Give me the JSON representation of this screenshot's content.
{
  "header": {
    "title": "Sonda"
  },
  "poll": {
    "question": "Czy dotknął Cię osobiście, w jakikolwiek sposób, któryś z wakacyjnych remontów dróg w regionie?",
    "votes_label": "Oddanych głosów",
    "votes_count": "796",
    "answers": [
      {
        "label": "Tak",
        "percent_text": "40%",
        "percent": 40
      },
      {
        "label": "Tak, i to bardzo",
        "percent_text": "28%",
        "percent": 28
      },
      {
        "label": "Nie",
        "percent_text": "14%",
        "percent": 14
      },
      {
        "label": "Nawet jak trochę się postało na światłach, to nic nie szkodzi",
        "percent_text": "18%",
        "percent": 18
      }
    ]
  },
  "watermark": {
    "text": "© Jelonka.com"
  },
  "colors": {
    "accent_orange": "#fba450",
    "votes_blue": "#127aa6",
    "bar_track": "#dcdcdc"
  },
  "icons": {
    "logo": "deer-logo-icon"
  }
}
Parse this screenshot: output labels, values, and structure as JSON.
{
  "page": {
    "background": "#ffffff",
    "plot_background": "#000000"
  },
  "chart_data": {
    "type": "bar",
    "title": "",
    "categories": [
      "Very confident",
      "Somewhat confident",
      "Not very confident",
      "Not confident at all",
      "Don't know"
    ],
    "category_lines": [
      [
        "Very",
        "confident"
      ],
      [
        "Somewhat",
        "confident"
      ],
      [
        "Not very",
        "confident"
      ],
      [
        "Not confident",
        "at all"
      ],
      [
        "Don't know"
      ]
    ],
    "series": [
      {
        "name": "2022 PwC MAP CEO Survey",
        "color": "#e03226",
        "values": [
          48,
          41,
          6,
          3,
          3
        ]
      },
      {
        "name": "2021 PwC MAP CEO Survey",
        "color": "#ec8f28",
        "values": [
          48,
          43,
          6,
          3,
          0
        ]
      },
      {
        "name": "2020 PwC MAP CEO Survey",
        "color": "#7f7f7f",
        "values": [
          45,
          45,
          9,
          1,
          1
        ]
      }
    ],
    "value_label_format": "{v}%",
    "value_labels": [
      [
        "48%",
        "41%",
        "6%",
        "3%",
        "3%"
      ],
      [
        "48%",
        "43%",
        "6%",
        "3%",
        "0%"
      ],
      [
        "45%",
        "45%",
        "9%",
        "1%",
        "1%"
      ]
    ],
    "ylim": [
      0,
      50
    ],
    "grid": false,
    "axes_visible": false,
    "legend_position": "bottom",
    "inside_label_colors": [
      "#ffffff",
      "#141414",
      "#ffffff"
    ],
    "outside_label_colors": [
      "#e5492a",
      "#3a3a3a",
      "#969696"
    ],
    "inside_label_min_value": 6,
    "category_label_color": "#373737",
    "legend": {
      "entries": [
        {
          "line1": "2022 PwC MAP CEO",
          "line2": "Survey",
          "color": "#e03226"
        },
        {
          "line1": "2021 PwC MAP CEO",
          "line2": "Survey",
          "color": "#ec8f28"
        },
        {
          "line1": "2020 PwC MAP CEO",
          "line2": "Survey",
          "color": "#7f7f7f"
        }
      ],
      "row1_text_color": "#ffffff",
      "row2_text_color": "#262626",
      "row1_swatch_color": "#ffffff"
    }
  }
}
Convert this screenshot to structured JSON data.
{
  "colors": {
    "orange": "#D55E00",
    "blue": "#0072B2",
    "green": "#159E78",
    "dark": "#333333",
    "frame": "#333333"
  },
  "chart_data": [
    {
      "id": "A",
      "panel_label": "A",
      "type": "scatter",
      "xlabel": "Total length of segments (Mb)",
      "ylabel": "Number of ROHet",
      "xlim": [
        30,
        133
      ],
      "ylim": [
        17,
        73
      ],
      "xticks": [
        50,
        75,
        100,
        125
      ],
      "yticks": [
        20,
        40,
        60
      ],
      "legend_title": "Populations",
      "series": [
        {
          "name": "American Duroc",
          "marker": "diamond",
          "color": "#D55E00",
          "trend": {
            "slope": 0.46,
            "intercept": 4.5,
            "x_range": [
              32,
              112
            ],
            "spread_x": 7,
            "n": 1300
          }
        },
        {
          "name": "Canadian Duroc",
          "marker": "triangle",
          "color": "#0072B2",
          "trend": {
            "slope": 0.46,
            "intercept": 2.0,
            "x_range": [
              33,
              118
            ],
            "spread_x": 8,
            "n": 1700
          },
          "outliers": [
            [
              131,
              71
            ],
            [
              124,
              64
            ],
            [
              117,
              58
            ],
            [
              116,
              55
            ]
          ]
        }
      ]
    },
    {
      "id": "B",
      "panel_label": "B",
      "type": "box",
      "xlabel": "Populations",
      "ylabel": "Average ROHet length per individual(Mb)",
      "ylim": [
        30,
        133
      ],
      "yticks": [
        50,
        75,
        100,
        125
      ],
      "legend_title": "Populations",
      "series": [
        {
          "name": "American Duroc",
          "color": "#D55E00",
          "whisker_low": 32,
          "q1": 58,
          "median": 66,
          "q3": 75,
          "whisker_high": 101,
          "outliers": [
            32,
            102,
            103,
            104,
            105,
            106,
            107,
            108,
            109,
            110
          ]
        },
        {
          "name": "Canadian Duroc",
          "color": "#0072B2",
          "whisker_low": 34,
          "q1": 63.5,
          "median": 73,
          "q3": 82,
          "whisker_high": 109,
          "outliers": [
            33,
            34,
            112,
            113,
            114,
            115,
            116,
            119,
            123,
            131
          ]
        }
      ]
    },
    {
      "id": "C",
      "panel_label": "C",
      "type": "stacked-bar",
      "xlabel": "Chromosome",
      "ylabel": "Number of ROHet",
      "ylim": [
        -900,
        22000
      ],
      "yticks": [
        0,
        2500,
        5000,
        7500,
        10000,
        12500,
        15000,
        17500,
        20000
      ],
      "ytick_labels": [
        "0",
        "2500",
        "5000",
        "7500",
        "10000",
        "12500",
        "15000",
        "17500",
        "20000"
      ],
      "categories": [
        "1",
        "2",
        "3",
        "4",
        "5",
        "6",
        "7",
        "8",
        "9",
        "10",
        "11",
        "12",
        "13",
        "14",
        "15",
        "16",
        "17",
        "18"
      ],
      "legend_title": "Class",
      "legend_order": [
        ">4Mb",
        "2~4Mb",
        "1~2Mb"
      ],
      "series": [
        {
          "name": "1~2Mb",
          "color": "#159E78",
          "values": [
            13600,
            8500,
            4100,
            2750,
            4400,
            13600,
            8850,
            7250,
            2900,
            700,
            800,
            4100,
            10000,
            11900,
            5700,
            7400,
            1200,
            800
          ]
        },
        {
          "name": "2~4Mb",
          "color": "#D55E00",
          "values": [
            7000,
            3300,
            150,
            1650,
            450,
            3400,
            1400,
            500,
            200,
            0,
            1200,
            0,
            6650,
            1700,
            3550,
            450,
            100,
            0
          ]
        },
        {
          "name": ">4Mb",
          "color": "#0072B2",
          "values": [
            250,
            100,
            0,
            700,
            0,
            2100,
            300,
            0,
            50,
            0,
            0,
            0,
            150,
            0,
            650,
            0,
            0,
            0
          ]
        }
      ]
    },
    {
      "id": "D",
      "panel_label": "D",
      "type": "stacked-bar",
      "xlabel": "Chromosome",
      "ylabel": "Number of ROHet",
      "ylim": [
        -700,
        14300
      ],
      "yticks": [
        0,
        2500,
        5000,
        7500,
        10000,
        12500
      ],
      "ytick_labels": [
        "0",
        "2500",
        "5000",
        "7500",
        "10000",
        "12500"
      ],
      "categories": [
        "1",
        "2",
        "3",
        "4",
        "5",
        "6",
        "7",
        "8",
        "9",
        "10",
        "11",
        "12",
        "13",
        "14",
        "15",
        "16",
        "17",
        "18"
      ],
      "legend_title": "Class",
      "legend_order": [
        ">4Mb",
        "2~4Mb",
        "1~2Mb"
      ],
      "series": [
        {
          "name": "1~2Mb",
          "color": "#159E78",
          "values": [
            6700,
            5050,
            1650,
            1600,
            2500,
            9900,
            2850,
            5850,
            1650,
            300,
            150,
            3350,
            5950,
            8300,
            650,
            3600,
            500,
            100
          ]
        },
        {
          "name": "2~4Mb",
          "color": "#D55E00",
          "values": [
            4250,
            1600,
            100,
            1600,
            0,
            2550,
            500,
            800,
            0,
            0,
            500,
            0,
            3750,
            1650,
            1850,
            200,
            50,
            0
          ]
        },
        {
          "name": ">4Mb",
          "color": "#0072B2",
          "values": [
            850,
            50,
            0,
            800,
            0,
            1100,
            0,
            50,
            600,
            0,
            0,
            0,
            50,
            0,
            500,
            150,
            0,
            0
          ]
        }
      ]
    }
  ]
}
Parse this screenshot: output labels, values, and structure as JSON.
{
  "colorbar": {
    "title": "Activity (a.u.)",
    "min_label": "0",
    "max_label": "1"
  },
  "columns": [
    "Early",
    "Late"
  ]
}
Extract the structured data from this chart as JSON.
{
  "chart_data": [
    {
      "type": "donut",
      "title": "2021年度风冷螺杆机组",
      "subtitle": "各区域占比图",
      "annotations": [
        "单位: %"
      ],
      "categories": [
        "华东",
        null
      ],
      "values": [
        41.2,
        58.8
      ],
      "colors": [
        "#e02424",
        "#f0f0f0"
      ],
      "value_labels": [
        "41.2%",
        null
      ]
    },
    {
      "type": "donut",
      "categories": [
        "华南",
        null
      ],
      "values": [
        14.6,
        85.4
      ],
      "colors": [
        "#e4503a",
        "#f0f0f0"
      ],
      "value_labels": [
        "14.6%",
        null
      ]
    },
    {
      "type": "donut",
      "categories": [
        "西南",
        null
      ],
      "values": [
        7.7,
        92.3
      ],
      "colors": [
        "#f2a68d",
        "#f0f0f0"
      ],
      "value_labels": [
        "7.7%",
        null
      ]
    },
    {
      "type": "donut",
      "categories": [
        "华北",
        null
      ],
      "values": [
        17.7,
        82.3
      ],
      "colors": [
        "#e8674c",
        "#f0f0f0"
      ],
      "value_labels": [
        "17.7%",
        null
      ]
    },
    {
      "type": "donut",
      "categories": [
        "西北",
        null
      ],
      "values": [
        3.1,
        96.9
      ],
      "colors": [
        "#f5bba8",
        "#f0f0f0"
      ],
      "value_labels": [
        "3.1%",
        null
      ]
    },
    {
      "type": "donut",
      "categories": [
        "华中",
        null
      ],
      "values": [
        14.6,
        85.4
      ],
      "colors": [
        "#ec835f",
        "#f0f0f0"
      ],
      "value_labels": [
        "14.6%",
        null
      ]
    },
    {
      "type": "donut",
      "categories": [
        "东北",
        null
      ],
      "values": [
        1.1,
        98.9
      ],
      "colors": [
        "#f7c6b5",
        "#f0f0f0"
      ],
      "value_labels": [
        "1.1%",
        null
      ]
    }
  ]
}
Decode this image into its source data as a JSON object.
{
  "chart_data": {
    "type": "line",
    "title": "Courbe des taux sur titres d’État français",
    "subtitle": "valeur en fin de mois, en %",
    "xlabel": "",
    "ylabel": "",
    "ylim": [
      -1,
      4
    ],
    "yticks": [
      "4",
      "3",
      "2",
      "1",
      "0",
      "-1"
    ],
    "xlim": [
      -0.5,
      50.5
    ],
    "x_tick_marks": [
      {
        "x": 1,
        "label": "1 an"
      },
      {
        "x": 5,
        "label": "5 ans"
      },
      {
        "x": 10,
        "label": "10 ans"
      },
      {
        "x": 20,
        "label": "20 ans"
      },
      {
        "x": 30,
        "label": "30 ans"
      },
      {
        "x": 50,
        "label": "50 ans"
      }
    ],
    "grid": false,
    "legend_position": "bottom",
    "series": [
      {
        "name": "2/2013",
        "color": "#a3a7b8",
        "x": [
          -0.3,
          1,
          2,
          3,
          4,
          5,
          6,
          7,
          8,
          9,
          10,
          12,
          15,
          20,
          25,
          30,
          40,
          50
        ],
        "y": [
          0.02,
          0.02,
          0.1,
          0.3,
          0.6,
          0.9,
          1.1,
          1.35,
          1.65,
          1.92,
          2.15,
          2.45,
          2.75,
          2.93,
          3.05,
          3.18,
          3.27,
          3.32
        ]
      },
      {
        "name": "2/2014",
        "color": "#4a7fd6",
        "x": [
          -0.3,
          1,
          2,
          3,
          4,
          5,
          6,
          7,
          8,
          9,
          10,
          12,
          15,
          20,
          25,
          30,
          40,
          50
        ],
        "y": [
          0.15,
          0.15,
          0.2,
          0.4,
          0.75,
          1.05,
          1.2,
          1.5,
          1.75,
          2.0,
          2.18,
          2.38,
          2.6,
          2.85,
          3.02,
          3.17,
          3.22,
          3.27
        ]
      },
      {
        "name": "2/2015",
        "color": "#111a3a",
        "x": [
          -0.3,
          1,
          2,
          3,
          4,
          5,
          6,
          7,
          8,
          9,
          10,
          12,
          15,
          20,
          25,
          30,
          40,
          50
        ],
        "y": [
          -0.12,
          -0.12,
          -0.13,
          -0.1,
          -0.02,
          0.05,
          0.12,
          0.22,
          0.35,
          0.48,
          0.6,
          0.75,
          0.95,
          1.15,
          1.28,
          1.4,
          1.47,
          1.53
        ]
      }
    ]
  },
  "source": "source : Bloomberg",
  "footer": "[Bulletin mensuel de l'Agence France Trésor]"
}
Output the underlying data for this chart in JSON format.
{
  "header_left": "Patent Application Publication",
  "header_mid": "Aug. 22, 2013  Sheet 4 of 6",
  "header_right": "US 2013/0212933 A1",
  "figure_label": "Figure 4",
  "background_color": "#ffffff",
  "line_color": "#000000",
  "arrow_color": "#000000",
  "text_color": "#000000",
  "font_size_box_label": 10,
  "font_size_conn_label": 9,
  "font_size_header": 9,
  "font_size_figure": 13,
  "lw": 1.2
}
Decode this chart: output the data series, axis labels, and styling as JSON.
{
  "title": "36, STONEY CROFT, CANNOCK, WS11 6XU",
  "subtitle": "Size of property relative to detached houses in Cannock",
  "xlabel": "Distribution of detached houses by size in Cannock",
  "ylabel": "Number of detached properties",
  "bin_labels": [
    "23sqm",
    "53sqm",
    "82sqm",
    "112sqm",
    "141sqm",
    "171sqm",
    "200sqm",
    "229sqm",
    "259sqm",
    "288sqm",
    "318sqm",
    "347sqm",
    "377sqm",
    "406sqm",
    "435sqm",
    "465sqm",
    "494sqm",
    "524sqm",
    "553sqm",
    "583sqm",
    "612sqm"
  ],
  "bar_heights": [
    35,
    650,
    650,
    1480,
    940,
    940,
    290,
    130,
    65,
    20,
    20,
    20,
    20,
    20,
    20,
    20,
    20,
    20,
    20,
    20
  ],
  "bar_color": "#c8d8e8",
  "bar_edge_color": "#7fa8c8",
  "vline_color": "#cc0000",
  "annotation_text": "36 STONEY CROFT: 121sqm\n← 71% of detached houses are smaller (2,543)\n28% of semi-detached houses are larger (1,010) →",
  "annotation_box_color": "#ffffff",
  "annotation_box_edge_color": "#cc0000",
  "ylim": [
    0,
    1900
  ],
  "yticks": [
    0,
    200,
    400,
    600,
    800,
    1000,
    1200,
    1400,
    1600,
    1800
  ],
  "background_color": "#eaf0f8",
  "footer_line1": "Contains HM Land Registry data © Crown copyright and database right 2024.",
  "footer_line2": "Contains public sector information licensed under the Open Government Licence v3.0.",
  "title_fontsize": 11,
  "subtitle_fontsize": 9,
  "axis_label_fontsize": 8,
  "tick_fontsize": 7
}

··········

» WHAT YOU WILL DO
Give the count of lines in the data above that hold the string "Decode", with no additional words.

» EXERCISE OUTPUT
2